» The problem:
Please transcribe the data below exactly. Leave the pictures out.
________________
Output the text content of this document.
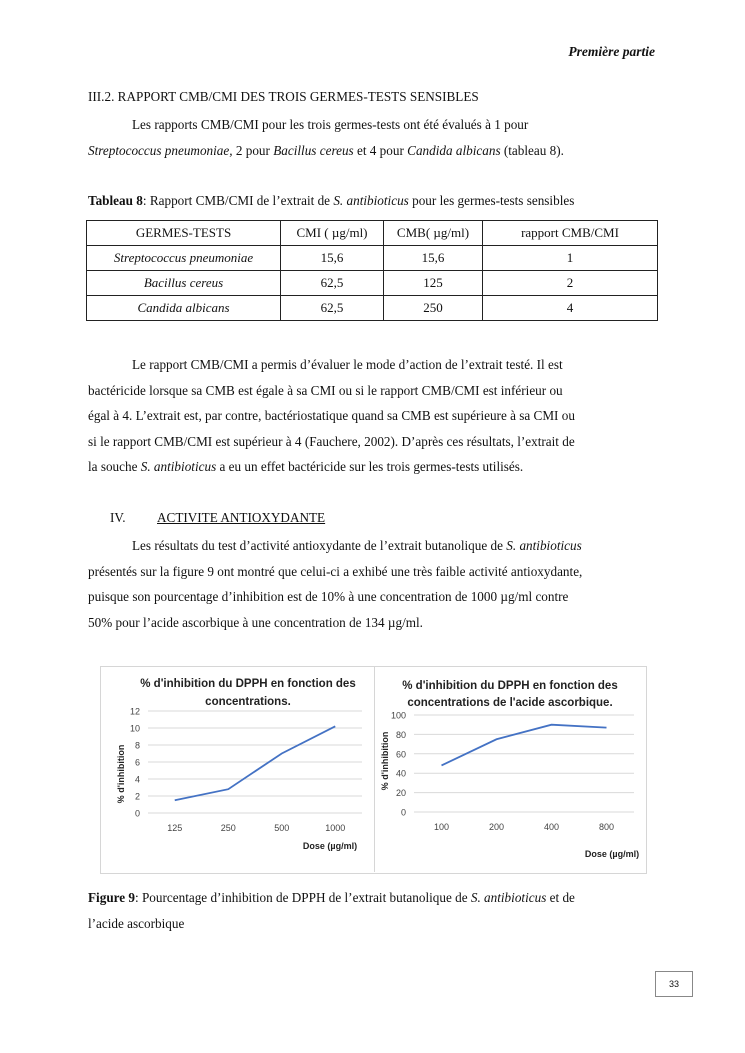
Première partie
III.2. RAPPORT CMB/CMI DES TROIS GERMES-TESTS SENSIBLES
Les rapports CMB/CMI pour les trois germes-tests ont été évalués à 1 pour
Streptococcus pneumoniae, 2 pour Bacillus cereus et 4 pour Candida albicans (tableau 8).
Tableau 8: Rapport CMB/CMI de l’extrait de S. antibioticus pour les germes-tests sensibles
GERMES-TESTS	CMI ( µg/ml)	CMB( µg/ml)	rapport CMB/CMI
Streptococcus pneumoniae	15,6	15,6	1
Bacillus cereus	62,5	125	2
Candida albicans	62,5	250	4
Le rapport CMB/CMI a permis d’évaluer le mode d’action de l’extrait testé. Il est
bactéricide lorsque sa CMB est égale à sa CMI ou si le rapport CMB/CMI est inférieur ou
égal à 4. L’extrait est, par contre, bactériostatique quand sa CMB est supérieure à sa CMI ou
si le rapport CMB/CMI est supérieur à 4 (Fauchere, 2002). D’après ces résultats, l’extrait de
la souche S. antibioticus a eu un effet bactéricide sur les trois germes-tests utilisés.
IV. ACTIVITE ANTIOXYDANTE
Les résultats du test d’activité antioxydante de l’extrait butanolique de S. antibioticus
présentés sur la figure 9 ont montré que celui-ci a exhibé une très faible activité antioxydante,
puisque son pourcentage d’inhibition est de 10% à une concentration de 1000 µg/ml contre
50% pour l’acide ascorbique à une concentration de 134 µg/ml.
% d'inhibition du DPPH en fonction des
concentrations.
% d'inhibition
Dose (µg/ml)
0
2
4
6
8
10
12
125	250	500	1000
% d'inhibition du DPPH en fonction des
concentrations de l'acide ascorbique.
% d'inhibition
Dose (µg/ml)
0
20
40
60
80
100
100	200	400	800
Figure 9: Pourcentage d’inhibition de DPPH de l’extrait butanolique de S. antibioticus et de
l’acide ascorbique
33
________________
» Task output:
Output the text content of this document.
Première partie
III.2. RAPPORT CMB/CMI DES TROIS GERMES-TESTS SENSIBLES
Les rapports CMB/CMI pour les trois germes-tests ont été évalués à 1 pour
Streptococcus pneumoniae, 2 pour Bacillus cereus et 4 pour Candida albicans (tableau 8).
Tableau 8: Rapport CMB/CMI de l’extrait de S. antibioticus pour les germes-tests sensibles
GERMES-TESTS	CMI ( µg/ml)	CMB( µg/ml)	rapport CMB/CMI
Streptococcus pneumoniae	15,6	15,6	1
Bacillus cereus	62,5	125	2
Candida albicans	62,5	250	4
Le rapport CMB/CMI a permis d’évaluer le mode d’action de l’extrait testé. Il est
bactéricide lorsque sa CMB est égale à sa CMI ou si le rapport CMB/CMI est inférieur ou
égal à 4. L’extrait est, par contre, bactériostatique quand sa CMB est supérieure à sa CMI ou
si le rapport CMB/CMI est supérieur à 4 (Fauchere, 2002). D’après ces résultats, l’extrait de
la souche S. antibioticus a eu un effet bactéricide sur les trois germes-tests utilisés.
IV. ACTIVITE ANTIOXYDANTE
Les résultats du test d’activité antioxydante de l’extrait butanolique de S. antibioticus
présentés sur la figure 9 ont montré que celui-ci a exhibé une très faible activité antioxydante,
puisque son pourcentage d’inhibition est de 10% à une concentration de 1000 µg/ml contre
50% pour l’acide ascorbique à une concentration de 134 µg/ml.
% d'inhibition du DPPH en fonction des
concentrations.
% d'inhibition
Dose (µg/ml)
0
2
4
6
8
10
12
125	250	500	1000
% d'inhibition du DPPH en fonction des
concentrations de l'acide ascorbique.
% d'inhibition
Dose (µg/ml)
0
20
40
60
80
100
100	200	400	800
Figure 9: Pourcentage d’inhibition de DPPH de l’extrait butanolique de S. antibioticus et de
l’acide ascorbique
33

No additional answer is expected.